TASK INPUT:
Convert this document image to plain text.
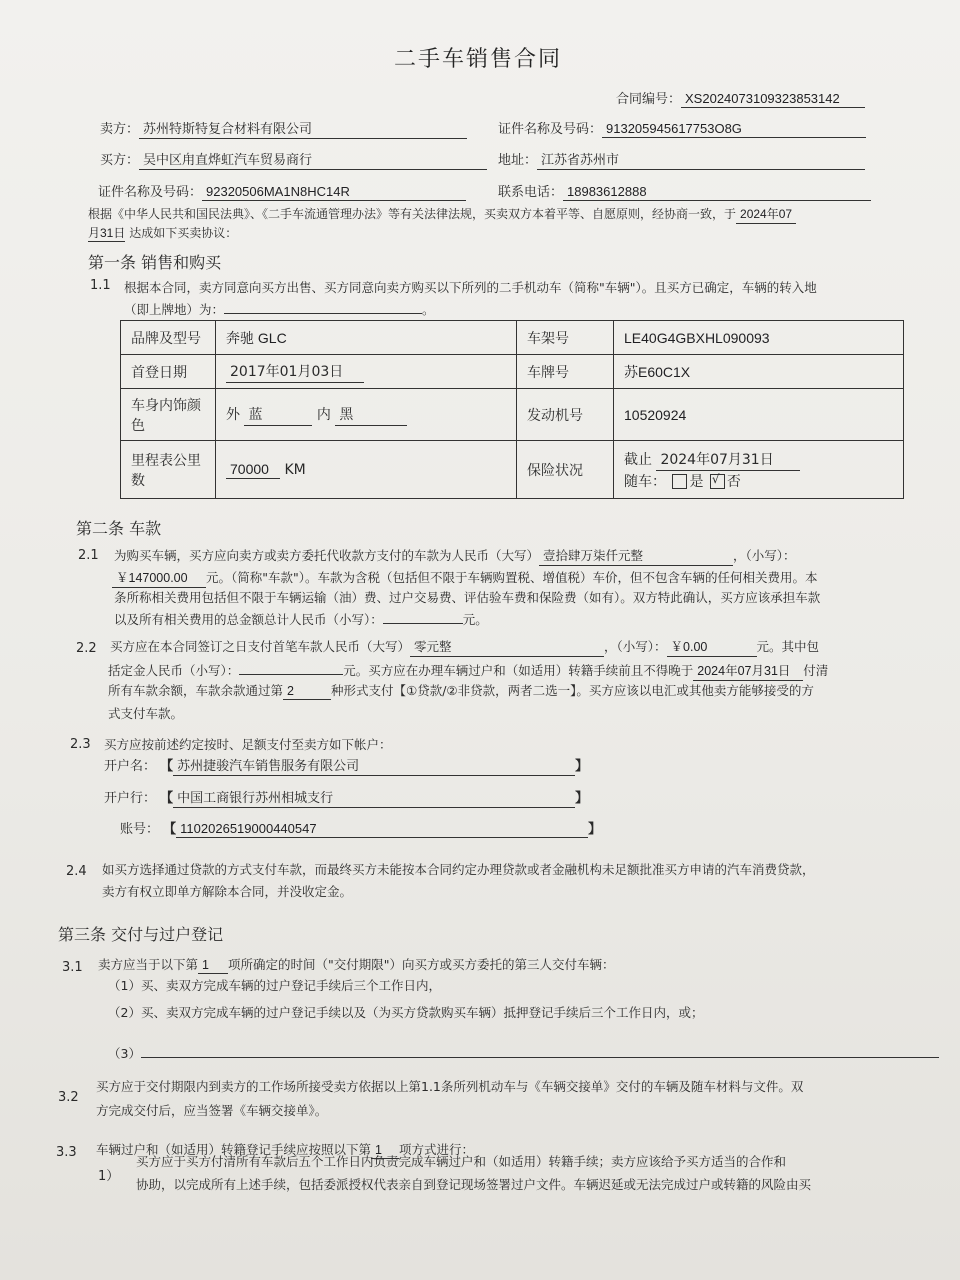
二手车销售合同
合同编号： XS2024073109323853142
卖方： 苏州特斯特复合材料有限公司	证件名称及号码： 913205945617753O8G
买方： 吴中区甪直烨虹汽车贸易商行	地址： 江苏省苏州市
证件名称及号码： 92320506MA1N8HC14R	联系电话： 18983612888
根据《中华人民共和国民法典》、《二手车流通管理办法》等有关法律法规，买卖双方本着平等、自愿原则，经协商一致，于 2024年07
月31日 达成如下买卖协议：
第一条 销售和购买
1.1 根据本合同，卖方同意向买方出售、买方同意向卖方购买以下所列的二手机动车（简称"车辆"）。且买方已确定，车辆的转入地
（即上牌地）为：	。
品牌及型号	奔驰 GLC	车架号	LE40G4GBXHL090093
首登日期	2017年01月03日	车牌号	苏E60C1X
车身内饰颜色	外 蓝 内 黑	发动机号	10520924
里程表公里数	70000 KM	保险状况	截止 2024年07月31日
随车： 是 √ 否
第二条 车款
2.1 为购买车辆，买方应向卖方或卖方委托代收款方支付的车款为人民币（大写） 壹拾肆万柒仟元整	，（小写）：
￥147000.00 元。（简称"车款"）。车款为含税（包括但不限于车辆购置税、增值税）车价，但不包含车辆的任何相关费用。本
条所称相关费用包括但不限于车辆运输（油）费、过户交易费、评估验车费和保险费（如有）。双方特此确认，买方应该承担车款
以及所有相关费用的总金额总计人民币（小写）：	元。
2.2 买方应在本合同签订之日支付首笔车款人民币（大写） 零元整	，（小写）： ￥0.00	元。其中包
括定金人民币（小写）：	元。买方应在办理车辆过户和（如适用）转籍手续前且不得晚于 2024年07月31日 付清
所有车款余额，车款余款通过第 2	种形式支付【①贷款/②非贷款，两者二选一】。买方应该以电汇或其他卖方能够接受的方
式支付车款。
2.3 买方应按前述约定按时、足额支付至卖方如下帐户：
开户名： 【 苏州捷骏汽车销售服务有限公司	】
开户行： 【 中国工商银行苏州相城支行	】
账号： 【 1102026519000440547	】
2.4 如买方选择通过贷款的方式支付车款，而最终买方未能按本合同约定办理贷款或者金融机构未足额批准买方申请的汽车消费贷款，
卖方有权立即单方解除本合同，并没收定金。
第三条 交付与过户登记
3.1 卖方应当于以下第 1 项所确定的时间（"交付期限"）向买方或买方委托的第三人交付车辆：
（1）买、卖双方完成车辆的过户登记手续后三个工作日内，
（2）买、卖双方完成车辆的过户登记手续以及（为买方贷款购买车辆）抵押登记手续后三个工作日内，或；
（3）
3.2
买方应于交付期限内到卖方的工作场所接受卖方依据以上第1.1条所列机动车与《车辆交接单》交付的车辆及随车材料与文件。双
方完成交付后，应当签署《车辆交接单》。
3.3 车辆过户和（如适用）转籍登记手续应按照以下第 1 项方式进行：
1）
买方应于买方付清所有车款后五个工作日内负责完成车辆过户和（如适用）转籍手续；卖方应该给予买方适当的合作和
协助，以完成所有上述手续，包括委派授权代表亲自到登记现场签署过户文件。车辆迟延或无法完成过户或转籍的风险由买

WORK REQUIRED: Copy each line that contains the word "证件名称及号码".

ANSWER TO THE EXERCISE:
卖方： 苏州特斯特复合材料有限公司	证件名称及号码： 913205945617753O8G
证件名称及号码： 92320506MA1N8HC14R	联系电话： 18983612888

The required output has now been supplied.